PROBLEM TO WORK ON:
Present the data once more in exactly its original form.

Items from a data source

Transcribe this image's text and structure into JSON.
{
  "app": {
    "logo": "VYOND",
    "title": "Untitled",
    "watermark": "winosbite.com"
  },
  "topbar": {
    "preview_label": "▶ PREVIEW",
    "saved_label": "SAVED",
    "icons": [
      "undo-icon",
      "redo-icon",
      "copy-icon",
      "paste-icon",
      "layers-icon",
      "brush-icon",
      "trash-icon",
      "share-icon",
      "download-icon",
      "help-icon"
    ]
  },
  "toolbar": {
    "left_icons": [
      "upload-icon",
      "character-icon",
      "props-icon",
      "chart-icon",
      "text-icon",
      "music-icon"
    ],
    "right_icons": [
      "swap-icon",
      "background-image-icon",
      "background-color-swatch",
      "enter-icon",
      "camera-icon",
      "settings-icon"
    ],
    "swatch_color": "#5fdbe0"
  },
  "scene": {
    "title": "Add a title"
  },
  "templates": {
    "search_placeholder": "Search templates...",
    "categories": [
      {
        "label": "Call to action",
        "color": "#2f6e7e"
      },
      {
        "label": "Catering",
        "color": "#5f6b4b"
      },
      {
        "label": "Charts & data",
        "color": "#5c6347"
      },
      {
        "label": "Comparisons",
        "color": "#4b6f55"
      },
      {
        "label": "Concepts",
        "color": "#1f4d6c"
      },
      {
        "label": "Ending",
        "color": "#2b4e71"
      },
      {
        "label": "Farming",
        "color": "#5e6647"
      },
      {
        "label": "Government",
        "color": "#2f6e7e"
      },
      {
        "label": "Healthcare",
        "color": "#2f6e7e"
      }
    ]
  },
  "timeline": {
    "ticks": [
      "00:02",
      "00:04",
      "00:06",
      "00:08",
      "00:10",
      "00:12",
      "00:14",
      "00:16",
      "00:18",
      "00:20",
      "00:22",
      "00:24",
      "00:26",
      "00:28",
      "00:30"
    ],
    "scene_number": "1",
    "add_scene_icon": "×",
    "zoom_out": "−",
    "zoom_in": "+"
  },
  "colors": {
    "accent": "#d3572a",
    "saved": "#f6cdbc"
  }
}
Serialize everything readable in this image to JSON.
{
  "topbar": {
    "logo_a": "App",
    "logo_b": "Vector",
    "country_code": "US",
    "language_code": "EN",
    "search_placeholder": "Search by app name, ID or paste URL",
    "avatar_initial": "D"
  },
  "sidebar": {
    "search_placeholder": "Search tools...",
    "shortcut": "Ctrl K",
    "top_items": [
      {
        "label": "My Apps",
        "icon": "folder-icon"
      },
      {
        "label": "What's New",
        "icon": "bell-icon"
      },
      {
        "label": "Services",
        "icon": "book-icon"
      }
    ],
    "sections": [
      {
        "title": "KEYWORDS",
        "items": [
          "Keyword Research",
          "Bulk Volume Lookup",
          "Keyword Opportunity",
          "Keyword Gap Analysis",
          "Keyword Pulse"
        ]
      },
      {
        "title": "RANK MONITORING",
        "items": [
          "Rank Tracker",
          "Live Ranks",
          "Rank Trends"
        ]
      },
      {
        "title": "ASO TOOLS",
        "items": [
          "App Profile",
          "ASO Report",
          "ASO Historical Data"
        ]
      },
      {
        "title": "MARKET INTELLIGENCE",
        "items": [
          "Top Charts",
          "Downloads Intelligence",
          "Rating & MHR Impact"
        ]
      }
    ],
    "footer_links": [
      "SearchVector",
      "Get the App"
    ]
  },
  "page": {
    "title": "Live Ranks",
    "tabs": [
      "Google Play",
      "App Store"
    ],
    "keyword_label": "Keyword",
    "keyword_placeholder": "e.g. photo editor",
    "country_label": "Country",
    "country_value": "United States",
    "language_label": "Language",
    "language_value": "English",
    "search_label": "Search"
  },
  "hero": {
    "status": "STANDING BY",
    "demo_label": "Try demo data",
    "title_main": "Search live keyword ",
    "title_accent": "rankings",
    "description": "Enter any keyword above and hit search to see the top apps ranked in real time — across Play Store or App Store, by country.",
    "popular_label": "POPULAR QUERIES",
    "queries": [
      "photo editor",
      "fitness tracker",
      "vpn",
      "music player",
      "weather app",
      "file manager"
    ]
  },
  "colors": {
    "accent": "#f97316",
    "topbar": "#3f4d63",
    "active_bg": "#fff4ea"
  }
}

TASK RESPONSE:
Transcribe this image's text and structure into JSON.
{
  "app": {
    "logo": "VYOND",
    "title": "Untitled",
    "watermark": "winosbite.com"
  },
  "topbar": {
    "preview_label": "▶ PREVIEW",
    "saved_label": "SAVED",
    "icons": [
      "undo-icon",
      "redo-icon",
      "copy-icon",
      "paste-icon",
      "layers-icon",
      "brush-icon",
      "trash-icon",
      "share-icon",
      "download-icon",
      "help-icon"
    ]
  },
  "toolbar": {
    "left_icons": [
      "upload-icon",
      "character-icon",
      "props-icon",
      "chart-icon",
      "text-icon",
      "music-icon"
    ],
    "right_icons": [
      "swap-icon",
      "background-image-icon",
      "background-color-swatch",
      "enter-icon",
      "camera-icon",
      "settings-icon"
    ],
    "swatch_color": "#5fdbe0"
  },
  "scene": {
    "title": "Add a title"
  },
  "templates": {
    "search_placeholder": "Search templates...",
    "categories": [
      {
        "label": "Call to action",
        "color": "#2f6e7e"
      },
      {
        "label": "Catering",
        "color": "#5f6b4b"
      },
      {
        "label": "Charts & data",
        "color": "#5c6347"
      },
      {
        "label": "Comparisons",
        "color": "#4b6f55"
      },
      {
        "label": "Concepts",
        "color": "#1f4d6c"
      },
      {
        "label": "Ending",
        "color": "#2b4e71"
      },
      {
        "label": "Farming",
        "color": "#5e6647"
      },
      {
        "label": "Government",
        "color": "#2f6e7e"
      },
      {
        "label": "Healthcare",
        "color": "#2f6e7e"
      }
    ]
  },
  "timeline": {
    "ticks": [
      "00:02",
      "00:04",
      "00:06",
      "00:08",
      "00:10",
      "00:12",
      "00:14",
      "00:16",
      "00:18",
      "00:20",
      "00:22",
      "00:24",
      "00:26",
      "00:28",
      "00:30"
    ],
    "scene_number": "1",
    "add_scene_icon": "×",
    "zoom_out": "−",
    "zoom_in": "+"
  },
  "colors": {
    "accent": "#d3572a",
    "saved": "#f6cdbc"
  }
}
Serialize everything readable in this image to JSON.
{
  "topbar": {
    "logo_a": "App",
    "logo_b": "Vector",
    "country_code": "US",
    "language_code": "EN",
    "search_placeholder": "Search by app name, ID or paste URL",
    "avatar_initial": "D"
  },
  "sidebar": {
    "search_placeholder": "Search tools...",
    "shortcut": "Ctrl K",
    "top_items": [
      {
        "label": "My Apps",
        "icon": "folder-icon"
      },
      {
        "label": "What's New",
        "icon": "bell-icon"
      },
      {
        "label": "Services",
        "icon": "book-icon"
      }
    ],
    "sections": [
      {
        "title": "KEYWORDS",
        "items": [
          "Keyword Research",
          "Bulk Volume Lookup",
          "Keyword Opportunity",
          "Keyword Gap Analysis",
          "Keyword Pulse"
        ]
      },
      {
        "title": "RANK MONITORING",
        "items": [
          "Rank Tracker",
          "Live Ranks",
          "Rank Trends"
        ]
      },
      {
        "title": "ASO TOOLS",
        "items": [
          "App Profile",
          "ASO Report",
          "ASO Historical Data"
        ]
      },
      {
        "title": "MARKET INTELLIGENCE",
        "items": [
          "Top Charts",
          "Downloads Intelligence",
          "Rating & MHR Impact"
        ]
      }
    ],
    "footer_links": [
      "SearchVector",
      "Get the App"
    ]
  },
  "page": {
    "title": "Live Ranks",
    "tabs": [
      "Google Play",
      "App Store"
    ],
    "keyword_label": "Keyword",
    "keyword_placeholder": "e.g. photo editor",
    "country_label": "Country",
    "country_value": "United States",
    "language_label": "Language",
    "language_value": "English",
    "search_label": "Search"
  },
  "hero": {
    "status": "STANDING BY",
    "demo_label": "Try demo data",
    "title_main": "Search live keyword ",
    "title_accent": "rankings",
    "description": "Enter any keyword above and hit search to see the top apps ranked in real time — across Play Store or App Store, by country.",
    "popular_label": "POPULAR QUERIES",
    "queries": [
      "photo editor",
      "fitness tracker",
      "vpn",
      "music player",
      "weather app",
      "file manager"
    ]
  },
  "colors": {
    "accent": "#f97316",
    "topbar": "#3f4d63",
    "active_bg": "#fff4ea"
  }
}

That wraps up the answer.